Input material
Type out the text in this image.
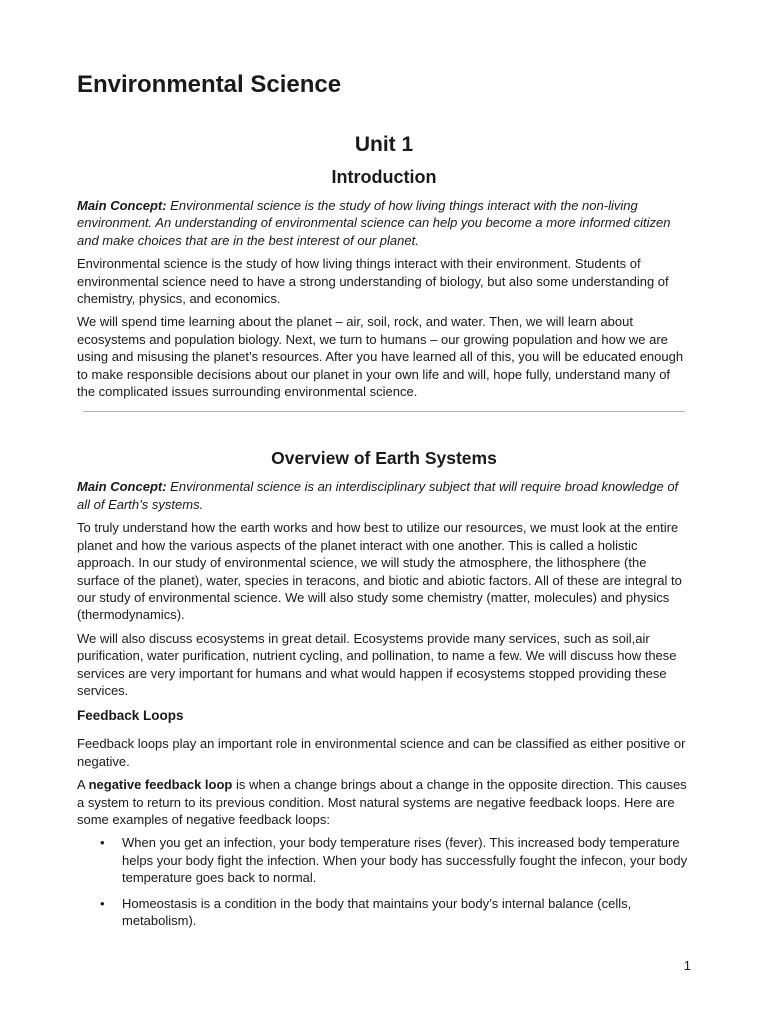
Environmental Science
Unit 1
Introduction

Main Concept: Environmental science is the study of how living things interact with the non-living environment. An understanding of environmental science can help you become a more informed citizen and make choices that are in the best interest of our planet.

Environmental science is the study of how living things interact with their environment. Students of environmental science need to have a strong understanding of biology, but also some understanding of chemistry, physics, and economics.

We will spend time learning about the planet – air, soil, rock, and water. Then, we will learn about ecosystems and population biology. Next, we turn to humans – our growing population and how we are using and misusing the planet’s resources. After you have learned all of this, you will be educated enough to make responsible decisions about our planet in your own life and will, hope fully, understand many of the complicated issues surrounding environmental science.

Overview of Earth Systems

Main Concept: Environmental science is an interdisciplinary subject that will require broad knowledge of all of Earth’s systems.

To truly understand how the earth works and how best to utilize our resources, we must look at the entire planet and how the various aspects of the planet interact with one another. This is called a holistic approach. In our study of environmental science, we will study the atmosphere, the lithosphere (the surface of the planet), water, species in teracons, and biotic and abiotic factors. All of these are integral to our study of environmental science. We will also study some chemistry (matter, molecules) and physics (thermodynamics).

We will also discuss ecosystems in great detail. Ecosystems provide many services, such as soil,air purification, water purification, nutrient cycling, and pollination, to name a few. We will discuss how these services are very important for humans and what would happen if ecosystems stopped providing these services.

Feedback Loops

Feedback loops play an important role in environmental science and can be classified as either positive or negative.

A negative feedback loop is when a change brings about a change in the opposite direction. This causes a system to return to its previous condition. Most natural systems are negative feedback loops. Here are some examples of negative feedback loops:

• When you get an infection, your body temperature rises (fever). This increased body temperature helps your body fight the infection. When your body has successfully fought the infecon, your body temperature goes back to normal.
• Homeostasis is a condition in the body that maintains your body’s internal balance (cells, metabolism).
1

Instructions to follow
Restate the records above in full, word for word. Keep pictures out.

Exercise response
Type out the text in this image.
Environmental Science
Unit 1
Introduction

Main Concept: Environmental science is the study of how living things interact with the non-living environment. An understanding of environmental science can help you become a more informed citizen and make choices that are in the best interest of our planet.

Environmental science is the study of how living things interact with their environment. Students of environmental science need to have a strong understanding of biology, but also some understanding of chemistry, physics, and economics.

We will spend time learning about the planet – air, soil, rock, and water. Then, we will learn about ecosystems and population biology. Next, we turn to humans – our growing population and how we are using and misusing the planet’s resources. After you have learned all of this, you will be educated enough to make responsible decisions about our planet in your own life and will, hope fully, understand many of the complicated issues surrounding environmental science.

Overview of Earth Systems

Main Concept: Environmental science is an interdisciplinary subject that will require broad knowledge of all of Earth’s systems.

To truly understand how the earth works and how best to utilize our resources, we must look at the entire planet and how the various aspects of the planet interact with one another. This is called a holistic approach. In our study of environmental science, we will study the atmosphere, the lithosphere (the surface of the planet), water, species in teracons, and biotic and abiotic factors. All of these are integral to our study of environmental science. We will also study some chemistry (matter, molecules) and physics (thermodynamics).

We will also discuss ecosystems in great detail. Ecosystems provide many services, such as soil,air purification, water purification, nutrient cycling, and pollination, to name a few. We will discuss how these services are very important for humans and what would happen if ecosystems stopped providing these services.

Feedback Loops

Feedback loops play an important role in environmental science and can be classified as either positive or negative.

A negative feedback loop is when a change brings about a change in the opposite direction. This causes a system to return to its previous condition. Most natural systems are negative feedback loops. Here are some examples of negative feedback loops:

• When you get an infection, your body temperature rises (fever). This increased body temperature helps your body fight the infection. When your body has successfully fought the infecon, your body temperature goes back to normal.
• Homeostasis is a condition in the body that maintains your body’s internal balance (cells, metabolism).
1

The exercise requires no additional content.